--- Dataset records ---

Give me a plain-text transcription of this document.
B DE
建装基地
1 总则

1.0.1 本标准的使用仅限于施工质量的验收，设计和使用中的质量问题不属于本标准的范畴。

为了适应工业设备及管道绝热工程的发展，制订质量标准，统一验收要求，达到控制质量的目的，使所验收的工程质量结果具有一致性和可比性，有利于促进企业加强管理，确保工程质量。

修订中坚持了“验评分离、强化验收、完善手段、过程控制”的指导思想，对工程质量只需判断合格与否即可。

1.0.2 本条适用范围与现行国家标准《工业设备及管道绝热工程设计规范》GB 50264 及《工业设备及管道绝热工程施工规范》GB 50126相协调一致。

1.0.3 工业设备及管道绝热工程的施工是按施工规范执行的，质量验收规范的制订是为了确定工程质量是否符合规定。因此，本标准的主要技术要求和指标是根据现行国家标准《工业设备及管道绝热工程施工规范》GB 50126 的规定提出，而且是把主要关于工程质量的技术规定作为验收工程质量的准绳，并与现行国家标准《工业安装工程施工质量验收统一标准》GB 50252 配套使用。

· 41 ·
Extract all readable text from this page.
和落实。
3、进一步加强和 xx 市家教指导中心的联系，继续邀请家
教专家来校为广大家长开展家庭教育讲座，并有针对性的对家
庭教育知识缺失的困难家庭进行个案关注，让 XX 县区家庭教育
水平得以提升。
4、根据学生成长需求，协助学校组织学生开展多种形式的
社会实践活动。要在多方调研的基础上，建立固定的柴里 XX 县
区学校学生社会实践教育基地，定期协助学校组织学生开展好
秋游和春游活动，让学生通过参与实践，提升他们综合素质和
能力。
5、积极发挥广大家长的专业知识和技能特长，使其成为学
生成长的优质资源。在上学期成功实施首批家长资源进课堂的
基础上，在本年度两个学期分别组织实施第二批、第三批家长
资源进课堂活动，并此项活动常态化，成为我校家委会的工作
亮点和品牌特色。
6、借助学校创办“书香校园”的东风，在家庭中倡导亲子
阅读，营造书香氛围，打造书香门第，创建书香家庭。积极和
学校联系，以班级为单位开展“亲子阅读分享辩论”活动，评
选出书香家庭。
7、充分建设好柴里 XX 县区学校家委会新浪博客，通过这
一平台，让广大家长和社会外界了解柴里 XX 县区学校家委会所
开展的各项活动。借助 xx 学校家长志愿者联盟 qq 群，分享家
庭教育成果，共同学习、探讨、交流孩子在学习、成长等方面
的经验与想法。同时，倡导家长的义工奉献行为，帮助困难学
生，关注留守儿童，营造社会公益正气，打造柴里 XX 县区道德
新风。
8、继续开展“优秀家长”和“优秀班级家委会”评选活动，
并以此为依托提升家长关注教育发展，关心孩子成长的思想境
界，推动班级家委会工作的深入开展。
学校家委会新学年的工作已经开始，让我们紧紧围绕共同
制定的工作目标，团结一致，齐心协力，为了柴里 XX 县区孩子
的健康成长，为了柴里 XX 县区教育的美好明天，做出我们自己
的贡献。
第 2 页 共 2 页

--- STATED GOAL ---
Each record above should be repeated exactly as it appears.

--- CORRECT RESPONSE ---
Give me a plain-text transcription of this document.
B DE
建装基地
1 总则

1.0.1 本标准的使用仅限于施工质量的验收，设计和使用中的质量问题不属于本标准的范畴。

为了适应工业设备及管道绝热工程的发展，制订质量标准，统一验收要求，达到控制质量的目的，使所验收的工程质量结果具有一致性和可比性，有利于促进企业加强管理，确保工程质量。

修订中坚持了“验评分离、强化验收、完善手段、过程控制”的指导思想，对工程质量只需判断合格与否即可。

1.0.2 本条适用范围与现行国家标准《工业设备及管道绝热工程设计规范》GB 50264 及《工业设备及管道绝热工程施工规范》GB 50126相协调一致。

1.0.3 工业设备及管道绝热工程的施工是按施工规范执行的，质量验收规范的制订是为了确定工程质量是否符合规定。因此，本标准的主要技术要求和指标是根据现行国家标准《工业设备及管道绝热工程施工规范》GB 50126 的规定提出，而且是把主要关于工程质量的技术规定作为验收工程质量的准绳，并与现行国家标准《工业安装工程施工质量验收统一标准》GB 50252 配套使用。

· 41 ·
Extract all readable text from this page.
和落实。
3、进一步加强和 xx 市家教指导中心的联系，继续邀请家
教专家来校为广大家长开展家庭教育讲座，并有针对性的对家
庭教育知识缺失的困难家庭进行个案关注，让 XX 县区家庭教育
水平得以提升。
4、根据学生成长需求，协助学校组织学生开展多种形式的
社会实践活动。要在多方调研的基础上，建立固定的柴里 XX 县
区学校学生社会实践教育基地，定期协助学校组织学生开展好
秋游和春游活动，让学生通过参与实践，提升他们综合素质和
能力。
5、积极发挥广大家长的专业知识和技能特长，使其成为学
生成长的优质资源。在上学期成功实施首批家长资源进课堂的
基础上，在本年度两个学期分别组织实施第二批、第三批家长
资源进课堂活动，并此项活动常态化，成为我校家委会的工作
亮点和品牌特色。
6、借助学校创办“书香校园”的东风，在家庭中倡导亲子
阅读，营造书香氛围，打造书香门第，创建书香家庭。积极和
学校联系，以班级为单位开展“亲子阅读分享辩论”活动，评
选出书香家庭。
7、充分建设好柴里 XX 县区学校家委会新浪博客，通过这
一平台，让广大家长和社会外界了解柴里 XX 县区学校家委会所
开展的各项活动。借助 xx 学校家长志愿者联盟 qq 群，分享家
庭教育成果，共同学习、探讨、交流孩子在学习、成长等方面
的经验与想法。同时，倡导家长的义工奉献行为，帮助困难学
生，关注留守儿童，营造社会公益正气，打造柴里 XX 县区道德
新风。
8、继续开展“优秀家长”和“优秀班级家委会”评选活动，
并以此为依托提升家长关注教育发展，关心孩子成长的思想境
界，推动班级家委会工作的深入开展。
学校家委会新学年的工作已经开始，让我们紧紧围绕共同
制定的工作目标，团结一致，齐心协力，为了柴里 XX 县区孩子
的健康成长，为了柴里 XX 县区教育的美好明天，做出我们自己
的贡献。
第 2 页 共 2 页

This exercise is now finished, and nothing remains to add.